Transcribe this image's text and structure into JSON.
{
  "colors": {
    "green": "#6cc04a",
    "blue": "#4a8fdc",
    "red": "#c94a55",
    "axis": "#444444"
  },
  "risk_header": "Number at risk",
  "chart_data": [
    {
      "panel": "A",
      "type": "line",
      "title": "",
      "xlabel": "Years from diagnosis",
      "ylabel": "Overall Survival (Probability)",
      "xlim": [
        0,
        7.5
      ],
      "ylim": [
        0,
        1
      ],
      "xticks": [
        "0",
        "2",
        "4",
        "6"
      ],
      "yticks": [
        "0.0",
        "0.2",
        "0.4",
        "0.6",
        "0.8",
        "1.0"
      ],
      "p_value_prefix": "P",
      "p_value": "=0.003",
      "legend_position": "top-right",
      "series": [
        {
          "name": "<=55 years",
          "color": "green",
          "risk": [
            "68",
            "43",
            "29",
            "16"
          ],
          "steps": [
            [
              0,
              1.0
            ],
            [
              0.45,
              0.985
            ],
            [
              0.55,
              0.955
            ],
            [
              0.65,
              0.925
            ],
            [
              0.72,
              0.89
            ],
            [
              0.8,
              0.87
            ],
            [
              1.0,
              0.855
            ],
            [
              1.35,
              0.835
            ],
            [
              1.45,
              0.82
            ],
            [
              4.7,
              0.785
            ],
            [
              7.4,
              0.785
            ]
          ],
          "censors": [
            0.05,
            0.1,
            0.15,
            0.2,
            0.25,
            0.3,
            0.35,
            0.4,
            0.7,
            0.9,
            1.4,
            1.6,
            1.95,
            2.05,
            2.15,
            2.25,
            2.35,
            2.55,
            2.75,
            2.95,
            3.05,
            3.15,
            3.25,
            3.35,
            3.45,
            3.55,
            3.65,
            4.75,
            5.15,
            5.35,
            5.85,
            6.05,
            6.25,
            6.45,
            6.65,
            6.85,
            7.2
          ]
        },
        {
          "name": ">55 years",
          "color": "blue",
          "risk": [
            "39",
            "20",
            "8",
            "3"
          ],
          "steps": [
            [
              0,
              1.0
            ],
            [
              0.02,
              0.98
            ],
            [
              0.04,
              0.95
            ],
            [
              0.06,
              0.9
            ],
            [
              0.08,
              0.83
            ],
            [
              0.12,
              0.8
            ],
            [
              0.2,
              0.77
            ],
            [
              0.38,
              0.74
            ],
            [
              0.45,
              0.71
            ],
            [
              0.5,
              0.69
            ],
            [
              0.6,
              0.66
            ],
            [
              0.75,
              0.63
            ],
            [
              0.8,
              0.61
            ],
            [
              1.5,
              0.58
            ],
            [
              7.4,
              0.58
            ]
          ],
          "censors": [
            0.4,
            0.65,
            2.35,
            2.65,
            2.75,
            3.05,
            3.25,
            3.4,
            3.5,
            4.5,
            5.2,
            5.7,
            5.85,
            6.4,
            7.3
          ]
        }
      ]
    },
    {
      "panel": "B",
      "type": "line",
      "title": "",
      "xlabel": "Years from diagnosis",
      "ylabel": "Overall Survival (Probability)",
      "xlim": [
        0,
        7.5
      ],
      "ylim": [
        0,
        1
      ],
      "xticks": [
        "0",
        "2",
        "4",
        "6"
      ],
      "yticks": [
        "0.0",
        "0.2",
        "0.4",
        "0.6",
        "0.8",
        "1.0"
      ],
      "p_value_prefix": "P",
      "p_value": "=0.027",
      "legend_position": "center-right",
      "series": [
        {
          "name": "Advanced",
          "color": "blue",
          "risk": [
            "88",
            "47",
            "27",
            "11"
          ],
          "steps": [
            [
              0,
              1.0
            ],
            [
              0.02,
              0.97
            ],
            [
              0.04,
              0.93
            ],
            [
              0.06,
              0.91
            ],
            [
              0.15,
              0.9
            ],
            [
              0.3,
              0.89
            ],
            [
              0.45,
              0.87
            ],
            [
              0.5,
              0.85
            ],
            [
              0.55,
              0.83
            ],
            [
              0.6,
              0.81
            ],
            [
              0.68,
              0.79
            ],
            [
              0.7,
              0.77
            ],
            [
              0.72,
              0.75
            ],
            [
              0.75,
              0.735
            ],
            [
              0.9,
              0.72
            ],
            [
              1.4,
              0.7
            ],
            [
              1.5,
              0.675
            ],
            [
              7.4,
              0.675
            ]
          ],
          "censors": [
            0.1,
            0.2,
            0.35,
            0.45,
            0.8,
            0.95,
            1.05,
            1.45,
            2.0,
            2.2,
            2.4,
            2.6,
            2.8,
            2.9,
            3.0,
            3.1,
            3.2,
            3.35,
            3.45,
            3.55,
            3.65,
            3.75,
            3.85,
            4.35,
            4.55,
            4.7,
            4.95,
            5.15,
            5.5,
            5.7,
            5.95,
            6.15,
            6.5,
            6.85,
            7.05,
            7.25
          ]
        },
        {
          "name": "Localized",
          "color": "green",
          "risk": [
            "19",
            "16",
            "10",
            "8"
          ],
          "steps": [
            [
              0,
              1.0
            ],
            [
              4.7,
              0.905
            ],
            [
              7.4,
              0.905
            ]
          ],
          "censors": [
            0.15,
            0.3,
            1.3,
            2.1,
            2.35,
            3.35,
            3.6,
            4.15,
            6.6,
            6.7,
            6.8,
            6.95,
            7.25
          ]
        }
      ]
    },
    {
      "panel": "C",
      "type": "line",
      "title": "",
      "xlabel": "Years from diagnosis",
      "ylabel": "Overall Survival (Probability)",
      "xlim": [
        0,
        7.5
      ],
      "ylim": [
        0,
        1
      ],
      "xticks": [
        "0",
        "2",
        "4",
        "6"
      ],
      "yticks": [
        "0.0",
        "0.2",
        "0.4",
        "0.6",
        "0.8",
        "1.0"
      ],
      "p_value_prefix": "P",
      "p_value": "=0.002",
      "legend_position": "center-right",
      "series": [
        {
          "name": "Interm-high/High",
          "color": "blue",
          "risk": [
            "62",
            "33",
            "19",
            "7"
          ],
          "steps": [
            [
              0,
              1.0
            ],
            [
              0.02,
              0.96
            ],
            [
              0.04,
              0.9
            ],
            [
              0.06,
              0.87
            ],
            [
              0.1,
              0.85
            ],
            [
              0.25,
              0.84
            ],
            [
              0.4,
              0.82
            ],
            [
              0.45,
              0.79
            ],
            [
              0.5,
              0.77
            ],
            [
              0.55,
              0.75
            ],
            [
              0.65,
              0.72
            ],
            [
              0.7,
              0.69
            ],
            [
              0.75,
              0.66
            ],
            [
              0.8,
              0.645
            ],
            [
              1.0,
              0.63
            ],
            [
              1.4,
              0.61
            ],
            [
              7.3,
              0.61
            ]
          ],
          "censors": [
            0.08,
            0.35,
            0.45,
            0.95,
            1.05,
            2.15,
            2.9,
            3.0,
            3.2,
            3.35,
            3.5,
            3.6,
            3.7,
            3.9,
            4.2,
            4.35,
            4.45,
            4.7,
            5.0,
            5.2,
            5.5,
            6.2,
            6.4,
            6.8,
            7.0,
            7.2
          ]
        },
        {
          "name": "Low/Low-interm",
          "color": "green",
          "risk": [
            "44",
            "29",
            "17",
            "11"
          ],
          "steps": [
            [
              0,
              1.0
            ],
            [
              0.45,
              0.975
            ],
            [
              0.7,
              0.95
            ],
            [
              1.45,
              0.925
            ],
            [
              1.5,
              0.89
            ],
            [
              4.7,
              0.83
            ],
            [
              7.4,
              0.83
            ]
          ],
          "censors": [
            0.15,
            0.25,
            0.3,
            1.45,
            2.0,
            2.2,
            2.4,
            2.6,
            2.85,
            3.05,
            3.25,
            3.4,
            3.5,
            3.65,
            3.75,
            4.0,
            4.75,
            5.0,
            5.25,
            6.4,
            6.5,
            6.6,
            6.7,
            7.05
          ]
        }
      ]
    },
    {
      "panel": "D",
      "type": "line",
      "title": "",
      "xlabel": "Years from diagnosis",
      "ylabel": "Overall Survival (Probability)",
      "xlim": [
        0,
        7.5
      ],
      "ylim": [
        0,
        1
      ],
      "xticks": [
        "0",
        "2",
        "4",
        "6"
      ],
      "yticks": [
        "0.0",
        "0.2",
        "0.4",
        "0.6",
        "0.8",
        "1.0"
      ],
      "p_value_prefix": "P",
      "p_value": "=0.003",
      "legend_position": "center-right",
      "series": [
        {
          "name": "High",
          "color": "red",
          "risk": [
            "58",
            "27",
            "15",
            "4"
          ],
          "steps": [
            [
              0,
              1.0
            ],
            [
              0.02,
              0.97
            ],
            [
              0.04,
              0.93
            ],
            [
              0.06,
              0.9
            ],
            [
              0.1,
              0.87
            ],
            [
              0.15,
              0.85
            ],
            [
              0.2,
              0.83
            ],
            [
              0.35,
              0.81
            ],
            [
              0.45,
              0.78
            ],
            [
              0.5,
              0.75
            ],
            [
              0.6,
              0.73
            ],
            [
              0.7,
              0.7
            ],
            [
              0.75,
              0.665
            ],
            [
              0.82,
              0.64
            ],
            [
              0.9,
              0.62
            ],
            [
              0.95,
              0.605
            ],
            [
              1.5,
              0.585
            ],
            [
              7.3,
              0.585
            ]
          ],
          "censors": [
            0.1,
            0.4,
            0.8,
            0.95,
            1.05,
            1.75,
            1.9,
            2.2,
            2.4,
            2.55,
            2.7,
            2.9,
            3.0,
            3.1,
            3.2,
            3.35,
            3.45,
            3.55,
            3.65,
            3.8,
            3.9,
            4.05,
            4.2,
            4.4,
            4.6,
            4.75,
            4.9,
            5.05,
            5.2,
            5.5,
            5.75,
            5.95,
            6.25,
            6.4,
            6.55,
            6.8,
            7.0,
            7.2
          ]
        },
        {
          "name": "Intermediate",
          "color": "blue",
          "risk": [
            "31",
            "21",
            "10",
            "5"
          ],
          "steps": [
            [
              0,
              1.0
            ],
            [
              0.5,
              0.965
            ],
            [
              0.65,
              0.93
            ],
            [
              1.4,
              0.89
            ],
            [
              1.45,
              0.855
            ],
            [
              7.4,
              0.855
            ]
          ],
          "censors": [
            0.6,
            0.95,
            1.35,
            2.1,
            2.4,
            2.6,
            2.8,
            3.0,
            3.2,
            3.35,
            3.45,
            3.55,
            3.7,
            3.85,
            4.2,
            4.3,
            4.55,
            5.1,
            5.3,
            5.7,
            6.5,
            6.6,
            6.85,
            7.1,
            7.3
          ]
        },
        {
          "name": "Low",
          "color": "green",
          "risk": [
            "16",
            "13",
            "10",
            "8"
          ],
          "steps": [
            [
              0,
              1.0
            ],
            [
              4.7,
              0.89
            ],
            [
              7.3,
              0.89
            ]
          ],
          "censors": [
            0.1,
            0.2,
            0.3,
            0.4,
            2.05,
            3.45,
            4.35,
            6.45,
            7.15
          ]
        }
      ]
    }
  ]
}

========================================

Return the lines of the records that include the string "name".

          "name": "<=55 years",
          "name": ">55 years",
          "name": "Advanced",
          "name": "Localized",
          "name": "Interm-high/High",
          "name": "Low/Low-interm",
          "name": "High",
          "name": "Intermediate",
          "name": "Low",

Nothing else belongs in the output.